**Given task:** It is required that all of the data be written out exactly.

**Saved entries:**
# # #
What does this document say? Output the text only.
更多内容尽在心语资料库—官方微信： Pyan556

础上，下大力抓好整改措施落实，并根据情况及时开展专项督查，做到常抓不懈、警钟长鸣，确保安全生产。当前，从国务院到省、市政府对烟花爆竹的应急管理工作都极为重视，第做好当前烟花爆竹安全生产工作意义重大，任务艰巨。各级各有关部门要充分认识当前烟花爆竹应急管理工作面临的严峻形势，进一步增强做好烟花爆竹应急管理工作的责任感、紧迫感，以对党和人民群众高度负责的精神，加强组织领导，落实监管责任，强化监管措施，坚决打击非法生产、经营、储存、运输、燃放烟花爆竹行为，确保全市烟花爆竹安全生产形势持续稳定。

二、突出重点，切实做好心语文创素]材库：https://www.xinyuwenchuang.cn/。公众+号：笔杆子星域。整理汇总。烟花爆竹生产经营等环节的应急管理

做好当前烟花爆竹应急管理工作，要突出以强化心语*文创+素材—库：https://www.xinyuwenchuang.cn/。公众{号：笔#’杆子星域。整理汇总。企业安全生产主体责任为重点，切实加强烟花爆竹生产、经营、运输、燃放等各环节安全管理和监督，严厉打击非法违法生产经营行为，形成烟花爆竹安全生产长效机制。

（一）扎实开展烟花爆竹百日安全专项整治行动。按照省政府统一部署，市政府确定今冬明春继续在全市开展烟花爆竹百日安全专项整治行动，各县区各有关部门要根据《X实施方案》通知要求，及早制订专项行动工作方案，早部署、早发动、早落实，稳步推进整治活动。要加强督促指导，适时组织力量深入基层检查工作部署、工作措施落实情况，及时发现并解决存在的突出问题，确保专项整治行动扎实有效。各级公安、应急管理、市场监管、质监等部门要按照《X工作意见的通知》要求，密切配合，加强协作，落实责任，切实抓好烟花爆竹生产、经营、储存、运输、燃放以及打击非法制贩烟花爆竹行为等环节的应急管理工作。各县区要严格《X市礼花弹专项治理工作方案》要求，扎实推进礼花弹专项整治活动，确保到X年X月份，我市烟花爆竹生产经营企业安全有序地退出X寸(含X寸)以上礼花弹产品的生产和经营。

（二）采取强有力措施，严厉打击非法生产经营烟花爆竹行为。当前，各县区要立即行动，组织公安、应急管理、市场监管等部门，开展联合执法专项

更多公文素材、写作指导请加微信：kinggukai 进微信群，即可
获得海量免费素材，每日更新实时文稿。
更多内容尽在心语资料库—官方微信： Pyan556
# # #
**Expected answer:**
What does this document say? Output the text only.
更多内容尽在心语资料库—官方微信： Pyan556

础上，下大力抓好整改措施落实，并根据情况及时开展专项督查，做到常抓不懈、警钟长鸣，确保安全生产。当前，从国务院到省、市政府对烟花爆竹的应急管理工作都极为重视，第做好当前烟花爆竹安全生产工作意义重大，任务艰巨。各级各有关部门要充分认识当前烟花爆竹应急管理工作面临的严峻形势，进一步增强做好烟花爆竹应急管理工作的责任感、紧迫感，以对党和人民群众高度负责的精神，加强组织领导，落实监管责任，强化监管措施，坚决打击非法生产、经营、储存、运输、燃放烟花爆竹行为，确保全市烟花爆竹安全生产形势持续稳定。

二、突出重点，切实做好心语文创素]材库：https://www.xinyuwenchuang.cn/。公众+号：笔杆子星域。整理汇总。烟花爆竹生产经营等环节的应急管理

做好当前烟花爆竹应急管理工作，要突出以强化心语*文创+素材—库：https://www.xinyuwenchuang.cn/。公众{号：笔#’杆子星域。整理汇总。企业安全生产主体责任为重点，切实加强烟花爆竹生产、经营、运输、燃放等各环节安全管理和监督，严厉打击非法违法生产经营行为，形成烟花爆竹安全生产长效机制。

（一）扎实开展烟花爆竹百日安全专项整治行动。按照省政府统一部署，市政府确定今冬明春继续在全市开展烟花爆竹百日安全专项整治行动，各县区各有关部门要根据《X实施方案》通知要求，及早制订专项行动工作方案，早部署、早发动、早落实，稳步推进整治活动。要加强督促指导，适时组织力量深入基层检查工作部署、工作措施落实情况，及时发现并解决存在的突出问题，确保专项整治行动扎实有效。各级公安、应急管理、市场监管、质监等部门要按照《X工作意见的通知》要求，密切配合，加强协作，落实责任，切实抓好烟花爆竹生产、经营、储存、运输、燃放以及打击非法制贩烟花爆竹行为等环节的应急管理工作。各县区要严格《X市礼花弹专项治理工作方案》要求，扎实推进礼花弹专项整治活动，确保到X年X月份，我市烟花爆竹生产经营企业安全有序地退出X寸(含X寸)以上礼花弹产品的生产和经营。

（二）采取强有力措施，严厉打击非法生产经营烟花爆竹行为。当前，各县区要立即行动，组织公安、应急管理、市场监管等部门，开展联合执法专项

更多公文素材、写作指导请加微信：kinggukai 进微信群，即可
获得海量免费素材，每日更新实时文稿。
更多内容尽在心语资料库—官方微信： Pyan556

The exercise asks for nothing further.